> Instructions for the task: Give the entries back exactly, dropping each image.

> Data excerpts:
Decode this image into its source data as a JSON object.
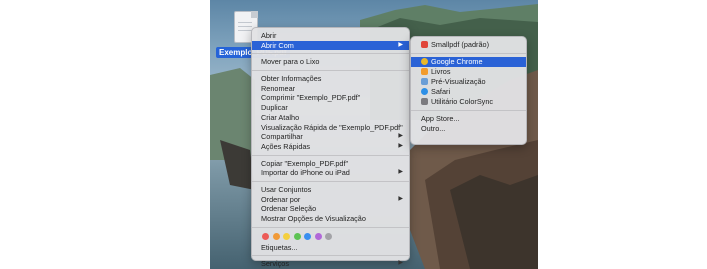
{
  "desktop": {
    "file_label": "Exemplo_PDF.pdf"
  },
  "context_menu": {
    "items": [
      {
        "label": "Abrir"
      },
      {
        "label": "Abrir Com",
        "has_submenu": true,
        "highlighted": true
      },
      {
        "label": "Mover para o Lixo"
      },
      {
        "label": "Obter Informações"
      },
      {
        "label": "Renomear"
      },
      {
        "label": "Comprimir \"Exemplo_PDF.pdf\""
      },
      {
        "label": "Duplicar"
      },
      {
        "label": "Criar Atalho"
      },
      {
        "label": "Visualização Rápida de \"Exemplo_PDF.pdf\""
      },
      {
        "label": "Compartilhar",
        "has_submenu": true
      },
      {
        "label": "Ações Rápidas",
        "has_submenu": true
      },
      {
        "label": "Copiar \"Exemplo_PDF.pdf\""
      },
      {
        "label": "Importar do iPhone ou iPad",
        "has_submenu": true
      },
      {
        "label": "Usar Conjuntos"
      },
      {
        "label": "Ordenar por",
        "has_submenu": true
      },
      {
        "label": "Ordenar Seleção"
      },
      {
        "label": "Mostrar Opções de Visualização"
      },
      {
        "label": "Etiquetas..."
      },
      {
        "label": "Serviços",
        "has_submenu": true
      }
    ],
    "tag_colors": [
      "#ec5b57",
      "#f09a37",
      "#f4cf3f",
      "#5dc354",
      "#3a8ff0",
      "#b168d8",
      "#a3a3a7"
    ]
  },
  "submenu": {
    "items": [
      {
        "label": "Smallpdf (padrão)",
        "icon": "smallpdf-icon",
        "color": "#e0463a"
      },
      {
        "label": "Google Chrome",
        "icon": "chrome-icon",
        "color": "#e9b72a",
        "highlighted": true
      },
      {
        "label": "Livros",
        "icon": "books-icon",
        "color": "#f29b2b"
      },
      {
        "label": "Pré-Visualização",
        "icon": "preview-icon",
        "color": "#6a9ed6"
      },
      {
        "label": "Safari",
        "icon": "safari-icon",
        "color": "#2d8fe6"
      },
      {
        "label": "Utilitário ColorSync",
        "icon": "colorsync-icon",
        "color": "#7b7b7f"
      },
      {
        "label": "App Store..."
      },
      {
        "label": "Outro..."
      }
    ]
  }
}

> Exercise answer:
Decode this image into its source data as a JSON object.
{
  "desktop": {
    "file_label": "Exemplo_PDF.pdf"
  },
  "context_menu": {
    "items": [
      {
        "label": "Abrir"
      },
      {
        "label": "Abrir Com",
        "has_submenu": true,
        "highlighted": true
      },
      {
        "label": "Mover para o Lixo"
      },
      {
        "label": "Obter Informações"
      },
      {
        "label": "Renomear"
      },
      {
        "label": "Comprimir \"Exemplo_PDF.pdf\""
      },
      {
        "label": "Duplicar"
      },
      {
        "label": "Criar Atalho"
      },
      {
        "label": "Visualização Rápida de \"Exemplo_PDF.pdf\""
      },
      {
        "label": "Compartilhar",
        "has_submenu": true
      },
      {
        "label": "Ações Rápidas",
        "has_submenu": true
      },
      {
        "label": "Copiar \"Exemplo_PDF.pdf\""
      },
      {
        "label": "Importar do iPhone ou iPad",
        "has_submenu": true
      },
      {
        "label": "Usar Conjuntos"
      },
      {
        "label": "Ordenar por",
        "has_submenu": true
      },
      {
        "label": "Ordenar Seleção"
      },
      {
        "label": "Mostrar Opções de Visualização"
      },
      {
        "label": "Etiquetas..."
      },
      {
        "label": "Serviços",
        "has_submenu": true
      }
    ],
    "tag_colors": [
      "#ec5b57",
      "#f09a37",
      "#f4cf3f",
      "#5dc354",
      "#3a8ff0",
      "#b168d8",
      "#a3a3a7"
    ]
  },
  "submenu": {
    "items": [
      {
        "label": "Smallpdf (padrão)",
        "icon": "smallpdf-icon",
        "color": "#e0463a"
      },
      {
        "label": "Google Chrome",
        "icon": "chrome-icon",
        "color": "#e9b72a",
        "highlighted": true
      },
      {
        "label": "Livros",
        "icon": "books-icon",
        "color": "#f29b2b"
      },
      {
        "label": "Pré-Visualização",
        "icon": "preview-icon",
        "color": "#6a9ed6"
      },
      {
        "label": "Safari",
        "icon": "safari-icon",
        "color": "#2d8fe6"
      },
      {
        "label": "Utilitário ColorSync",
        "icon": "colorsync-icon",
        "color": "#7b7b7f"
      },
      {
        "label": "App Store..."
      },
      {
        "label": "Outro..."
      }
    ]
  }
}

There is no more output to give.